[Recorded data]
┌──

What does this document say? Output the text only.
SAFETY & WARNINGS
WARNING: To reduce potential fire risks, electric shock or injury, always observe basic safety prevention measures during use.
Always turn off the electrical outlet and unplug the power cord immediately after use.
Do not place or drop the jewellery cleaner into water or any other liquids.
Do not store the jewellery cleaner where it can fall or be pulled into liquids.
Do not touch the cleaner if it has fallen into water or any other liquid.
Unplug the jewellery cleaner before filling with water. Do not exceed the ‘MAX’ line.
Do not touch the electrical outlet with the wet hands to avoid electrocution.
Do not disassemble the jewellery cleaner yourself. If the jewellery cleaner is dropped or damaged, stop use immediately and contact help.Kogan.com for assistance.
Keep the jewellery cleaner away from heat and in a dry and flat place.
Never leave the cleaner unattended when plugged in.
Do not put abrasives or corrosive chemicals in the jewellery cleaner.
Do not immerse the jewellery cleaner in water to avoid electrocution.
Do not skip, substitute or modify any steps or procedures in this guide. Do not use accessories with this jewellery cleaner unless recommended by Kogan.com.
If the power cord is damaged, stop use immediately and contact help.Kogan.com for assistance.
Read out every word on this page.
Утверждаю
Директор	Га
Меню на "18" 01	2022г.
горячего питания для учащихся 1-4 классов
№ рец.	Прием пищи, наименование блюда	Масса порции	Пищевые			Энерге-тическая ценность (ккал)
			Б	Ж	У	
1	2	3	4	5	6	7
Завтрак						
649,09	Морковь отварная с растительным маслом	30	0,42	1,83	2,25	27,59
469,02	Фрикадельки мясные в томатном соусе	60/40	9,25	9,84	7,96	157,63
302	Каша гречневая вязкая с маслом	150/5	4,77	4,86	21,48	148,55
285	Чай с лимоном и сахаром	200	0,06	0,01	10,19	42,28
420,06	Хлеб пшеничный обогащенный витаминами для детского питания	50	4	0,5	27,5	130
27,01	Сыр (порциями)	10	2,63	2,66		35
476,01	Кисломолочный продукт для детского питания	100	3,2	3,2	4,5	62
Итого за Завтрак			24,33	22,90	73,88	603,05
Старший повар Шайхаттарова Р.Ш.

└──

■ **Direction**: Repeat each record in full; every line must match exactly.

■ **Solution**:
What does this document say? Output the text only.
SAFETY & WARNINGS
WARNING: To reduce potential fire risks, electric shock or injury, always observe basic safety prevention measures during use.
Always turn off the electrical outlet and unplug the power cord immediately after use.
Do not place or drop the jewellery cleaner into water or any other liquids.
Do not store the jewellery cleaner where it can fall or be pulled into liquids.
Do not touch the cleaner if it has fallen into water or any other liquid.
Unplug the jewellery cleaner before filling with water. Do not exceed the ‘MAX’ line.
Do not touch the electrical outlet with the wet hands to avoid electrocution.
Do not disassemble the jewellery cleaner yourself. If the jewellery cleaner is dropped or damaged, stop use immediately and contact help.Kogan.com for assistance.
Keep the jewellery cleaner away from heat and in a dry and flat place.
Never leave the cleaner unattended when plugged in.
Do not put abrasives or corrosive chemicals in the jewellery cleaner.
Do not immerse the jewellery cleaner in water to avoid electrocution.
Do not skip, substitute or modify any steps or procedures in this guide. Do not use accessories with this jewellery cleaner unless recommended by Kogan.com.
If the power cord is damaged, stop use immediately and contact help.Kogan.com for assistance.
Read out every word on this page.
Утверждаю
Директор	Га
Меню на "18" 01	2022г.
горячего питания для учащихся 1-4 классов
№ рец.	Прием пищи, наименование блюда	Масса порции	Пищевые			Энерге-тическая ценность (ккал)
			Б	Ж	У	
1	2	3	4	5	6	7
Завтрак						
649,09	Морковь отварная с растительным маслом	30	0,42	1,83	2,25	27,59
469,02	Фрикадельки мясные в томатном соусе	60/40	9,25	9,84	7,96	157,63
302	Каша гречневая вязкая с маслом	150/5	4,77	4,86	21,48	148,55
285	Чай с лимоном и сахаром	200	0,06	0,01	10,19	42,28
420,06	Хлеб пшеничный обогащенный витаминами для детского питания	50	4	0,5	27,5	130
27,01	Сыр (порциями)	10	2,63	2,66		35
476,01	Кисломолочный продукт для детского питания	100	3,2	3,2	4,5	62
Итого за Завтрак			24,33	22,90	73,88	603,05
Старший повар Шайхаттарова Р.Ш.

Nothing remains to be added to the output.